### Dataset rows
++++
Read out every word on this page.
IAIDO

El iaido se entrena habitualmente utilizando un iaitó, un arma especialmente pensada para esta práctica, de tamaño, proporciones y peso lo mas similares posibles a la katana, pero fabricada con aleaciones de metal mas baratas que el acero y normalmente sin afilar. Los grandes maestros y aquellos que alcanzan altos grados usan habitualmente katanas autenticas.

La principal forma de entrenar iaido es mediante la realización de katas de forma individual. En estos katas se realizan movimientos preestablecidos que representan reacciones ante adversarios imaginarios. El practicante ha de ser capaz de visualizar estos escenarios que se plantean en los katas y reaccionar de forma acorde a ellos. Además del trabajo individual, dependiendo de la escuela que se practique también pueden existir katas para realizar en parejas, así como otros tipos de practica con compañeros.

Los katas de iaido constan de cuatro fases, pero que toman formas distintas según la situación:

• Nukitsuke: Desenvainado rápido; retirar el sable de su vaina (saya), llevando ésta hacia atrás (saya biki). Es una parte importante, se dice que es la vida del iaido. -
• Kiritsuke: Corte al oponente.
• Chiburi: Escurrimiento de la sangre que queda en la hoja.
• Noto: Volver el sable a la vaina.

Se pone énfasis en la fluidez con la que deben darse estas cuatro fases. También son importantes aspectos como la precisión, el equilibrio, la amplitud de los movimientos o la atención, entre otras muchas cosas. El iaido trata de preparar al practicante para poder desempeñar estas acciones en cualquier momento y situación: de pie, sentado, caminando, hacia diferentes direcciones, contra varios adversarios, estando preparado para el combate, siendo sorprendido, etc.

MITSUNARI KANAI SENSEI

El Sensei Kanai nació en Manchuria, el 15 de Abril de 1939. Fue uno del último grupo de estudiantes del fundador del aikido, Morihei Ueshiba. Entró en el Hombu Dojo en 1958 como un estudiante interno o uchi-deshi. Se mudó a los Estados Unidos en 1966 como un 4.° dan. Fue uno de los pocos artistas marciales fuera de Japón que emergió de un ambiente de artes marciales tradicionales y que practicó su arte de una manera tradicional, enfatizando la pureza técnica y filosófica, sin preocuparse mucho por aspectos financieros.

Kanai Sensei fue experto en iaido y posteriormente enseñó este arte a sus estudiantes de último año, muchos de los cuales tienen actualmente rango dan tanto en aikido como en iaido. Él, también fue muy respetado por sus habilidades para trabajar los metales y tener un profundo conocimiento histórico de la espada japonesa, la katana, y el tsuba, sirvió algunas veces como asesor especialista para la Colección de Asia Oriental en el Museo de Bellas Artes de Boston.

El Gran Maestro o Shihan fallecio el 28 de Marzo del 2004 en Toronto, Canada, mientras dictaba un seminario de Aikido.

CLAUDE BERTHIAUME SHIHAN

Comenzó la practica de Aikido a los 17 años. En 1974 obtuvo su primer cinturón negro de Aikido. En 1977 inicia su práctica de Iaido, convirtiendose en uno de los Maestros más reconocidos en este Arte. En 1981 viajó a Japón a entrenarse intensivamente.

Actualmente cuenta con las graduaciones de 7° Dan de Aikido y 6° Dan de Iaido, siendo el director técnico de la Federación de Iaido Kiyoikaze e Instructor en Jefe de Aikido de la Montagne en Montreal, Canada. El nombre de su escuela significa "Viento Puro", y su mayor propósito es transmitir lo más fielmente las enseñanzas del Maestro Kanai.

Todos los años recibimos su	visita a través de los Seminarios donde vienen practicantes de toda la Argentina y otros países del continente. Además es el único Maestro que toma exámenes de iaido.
++++
### Task description
Write out the whole listing again. Match it word for word.

### Result below
Read out every word on this page.
IAIDO

El iaido se entrena habitualmente utilizando un iaitó, un arma especialmente pensada para esta práctica, de tamaño, proporciones y peso lo mas similares posibles a la katana, pero fabricada con aleaciones de metal mas baratas que el acero y normalmente sin afilar. Los grandes maestros y aquellos que alcanzan altos grados usan habitualmente katanas autenticas.

La principal forma de entrenar iaido es mediante la realización de katas de forma individual. En estos katas se realizan movimientos preestablecidos que representan reacciones ante adversarios imaginarios. El practicante ha de ser capaz de visualizar estos escenarios que se plantean en los katas y reaccionar de forma acorde a ellos. Además del trabajo individual, dependiendo de la escuela que se practique también pueden existir katas para realizar en parejas, así como otros tipos de practica con compañeros.

Los katas de iaido constan de cuatro fases, pero que toman formas distintas según la situación:

• Nukitsuke: Desenvainado rápido; retirar el sable de su vaina (saya), llevando ésta hacia atrás (saya biki). Es una parte importante, se dice que es la vida del iaido. -
• Kiritsuke: Corte al oponente.
• Chiburi: Escurrimiento de la sangre que queda en la hoja.
• Noto: Volver el sable a la vaina.

Se pone énfasis en la fluidez con la que deben darse estas cuatro fases. También son importantes aspectos como la precisión, el equilibrio, la amplitud de los movimientos o la atención, entre otras muchas cosas. El iaido trata de preparar al practicante para poder desempeñar estas acciones en cualquier momento y situación: de pie, sentado, caminando, hacia diferentes direcciones, contra varios adversarios, estando preparado para el combate, siendo sorprendido, etc.

MITSUNARI KANAI SENSEI

El Sensei Kanai nació en Manchuria, el 15 de Abril de 1939. Fue uno del último grupo de estudiantes del fundador del aikido, Morihei Ueshiba. Entró en el Hombu Dojo en 1958 como un estudiante interno o uchi-deshi. Se mudó a los Estados Unidos en 1966 como un 4.° dan. Fue uno de los pocos artistas marciales fuera de Japón que emergió de un ambiente de artes marciales tradicionales y que practicó su arte de una manera tradicional, enfatizando la pureza técnica y filosófica, sin preocuparse mucho por aspectos financieros.

Kanai Sensei fue experto en iaido y posteriormente enseñó este arte a sus estudiantes de último año, muchos de los cuales tienen actualmente rango dan tanto en aikido como en iaido. Él, también fue muy respetado por sus habilidades para trabajar los metales y tener un profundo conocimiento histórico de la espada japonesa, la katana, y el tsuba, sirvió algunas veces como asesor especialista para la Colección de Asia Oriental en el Museo de Bellas Artes de Boston.

El Gran Maestro o Shihan fallecio el 28 de Marzo del 2004 en Toronto, Canada, mientras dictaba un seminario de Aikido.

CLAUDE BERTHIAUME SHIHAN

Comenzó la practica de Aikido a los 17 años. En 1974 obtuvo su primer cinturón negro de Aikido. En 1977 inicia su práctica de Iaido, convirtiendose en uno de los Maestros más reconocidos en este Arte. En 1981 viajó a Japón a entrenarse intensivamente.

Actualmente cuenta con las graduaciones de 7° Dan de Aikido y 6° Dan de Iaido, siendo el director técnico de la Federación de Iaido Kiyoikaze e Instructor en Jefe de Aikido de la Montagne en Montreal, Canada. El nombre de su escuela significa "Viento Puro", y su mayor propósito es transmitir lo más fielmente las enseñanzas del Maestro Kanai.

Todos los años recibimos su	visita a través de los Seminarios donde vienen practicantes de toda la Argentina y otros países del continente. Además es el único Maestro que toma exámenes de iaido.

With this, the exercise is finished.